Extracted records

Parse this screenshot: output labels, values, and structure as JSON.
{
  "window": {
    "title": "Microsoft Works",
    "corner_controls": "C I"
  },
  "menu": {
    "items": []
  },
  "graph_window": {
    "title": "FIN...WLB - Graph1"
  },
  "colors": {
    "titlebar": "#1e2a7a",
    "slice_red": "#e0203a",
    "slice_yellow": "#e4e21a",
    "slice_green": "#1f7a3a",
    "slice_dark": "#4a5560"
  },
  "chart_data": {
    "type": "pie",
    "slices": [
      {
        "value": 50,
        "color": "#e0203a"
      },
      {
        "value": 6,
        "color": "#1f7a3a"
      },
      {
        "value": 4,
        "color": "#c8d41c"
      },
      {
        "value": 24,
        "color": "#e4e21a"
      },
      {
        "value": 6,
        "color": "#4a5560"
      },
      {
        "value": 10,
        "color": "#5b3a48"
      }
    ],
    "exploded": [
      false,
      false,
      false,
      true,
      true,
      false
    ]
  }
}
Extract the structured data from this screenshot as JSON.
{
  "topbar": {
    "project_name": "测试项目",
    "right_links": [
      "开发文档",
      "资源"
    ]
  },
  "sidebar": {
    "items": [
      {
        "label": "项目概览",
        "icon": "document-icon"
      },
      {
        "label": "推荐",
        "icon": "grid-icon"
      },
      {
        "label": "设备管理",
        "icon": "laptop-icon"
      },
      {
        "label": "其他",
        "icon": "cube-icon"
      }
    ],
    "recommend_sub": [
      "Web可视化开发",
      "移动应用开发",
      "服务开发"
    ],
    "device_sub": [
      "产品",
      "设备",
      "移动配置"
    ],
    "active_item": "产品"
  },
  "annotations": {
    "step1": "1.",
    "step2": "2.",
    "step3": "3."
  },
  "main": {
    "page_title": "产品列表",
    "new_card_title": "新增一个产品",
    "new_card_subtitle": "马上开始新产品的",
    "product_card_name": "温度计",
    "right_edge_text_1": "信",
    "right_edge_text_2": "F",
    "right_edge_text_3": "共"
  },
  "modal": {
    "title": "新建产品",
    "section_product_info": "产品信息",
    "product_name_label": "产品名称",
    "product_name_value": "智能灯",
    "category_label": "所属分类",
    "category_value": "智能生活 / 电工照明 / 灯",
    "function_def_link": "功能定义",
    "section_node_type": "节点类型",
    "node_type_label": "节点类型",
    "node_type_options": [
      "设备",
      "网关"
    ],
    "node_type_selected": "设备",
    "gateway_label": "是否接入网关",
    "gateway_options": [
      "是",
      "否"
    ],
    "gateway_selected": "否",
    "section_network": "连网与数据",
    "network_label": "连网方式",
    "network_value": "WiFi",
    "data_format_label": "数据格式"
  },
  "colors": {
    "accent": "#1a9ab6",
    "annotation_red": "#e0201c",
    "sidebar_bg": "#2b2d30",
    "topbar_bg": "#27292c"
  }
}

● **What you need to do**: Go through the records and print each one exactly.

● **Full output**:
Parse this screenshot: output labels, values, and structure as JSON.
{
  "window": {
    "title": "Microsoft Works",
    "corner_controls": "C I"
  },
  "menu": {
    "items": []
  },
  "graph_window": {
    "title": "FIN...WLB - Graph1"
  },
  "colors": {
    "titlebar": "#1e2a7a",
    "slice_red": "#e0203a",
    "slice_yellow": "#e4e21a",
    "slice_green": "#1f7a3a",
    "slice_dark": "#4a5560"
  },
  "chart_data": {
    "type": "pie",
    "slices": [
      {
        "value": 50,
        "color": "#e0203a"
      },
      {
        "value": 6,
        "color": "#1f7a3a"
      },
      {
        "value": 4,
        "color": "#c8d41c"
      },
      {
        "value": 24,
        "color": "#e4e21a"
      },
      {
        "value": 6,
        "color": "#4a5560"
      },
      {
        "value": 10,
        "color": "#5b3a48"
      }
    ],
    "exploded": [
      false,
      false,
      false,
      true,
      true,
      false
    ]
  }
}
Extract the structured data from this screenshot as JSON.
{
  "topbar": {
    "project_name": "测试项目",
    "right_links": [
      "开发文档",
      "资源"
    ]
  },
  "sidebar": {
    "items": [
      {
        "label": "项目概览",
        "icon": "document-icon"
      },
      {
        "label": "推荐",
        "icon": "grid-icon"
      },
      {
        "label": "设备管理",
        "icon": "laptop-icon"
      },
      {
        "label": "其他",
        "icon": "cube-icon"
      }
    ],
    "recommend_sub": [
      "Web可视化开发",
      "移动应用开发",
      "服务开发"
    ],
    "device_sub": [
      "产品",
      "设备",
      "移动配置"
    ],
    "active_item": "产品"
  },
  "annotations": {
    "step1": "1.",
    "step2": "2.",
    "step3": "3."
  },
  "main": {
    "page_title": "产品列表",
    "new_card_title": "新增一个产品",
    "new_card_subtitle": "马上开始新产品的",
    "product_card_name": "温度计",
    "right_edge_text_1": "信",
    "right_edge_text_2": "F",
    "right_edge_text_3": "共"
  },
  "modal": {
    "title": "新建产品",
    "section_product_info": "产品信息",
    "product_name_label": "产品名称",
    "product_name_value": "智能灯",
    "category_label": "所属分类",
    "category_value": "智能生活 / 电工照明 / 灯",
    "function_def_link": "功能定义",
    "section_node_type": "节点类型",
    "node_type_label": "节点类型",
    "node_type_options": [
      "设备",
      "网关"
    ],
    "node_type_selected": "设备",
    "gateway_label": "是否接入网关",
    "gateway_options": [
      "是",
      "否"
    ],
    "gateway_selected": "否",
    "section_network": "连网与数据",
    "network_label": "连网方式",
    "network_value": "WiFi",
    "data_format_label": "数据格式"
  },
  "colors": {
    "accent": "#1a9ab6",
    "annotation_red": "#e0201c",
    "sidebar_bg": "#2b2d30",
    "topbar_bg": "#27292c"
  }
}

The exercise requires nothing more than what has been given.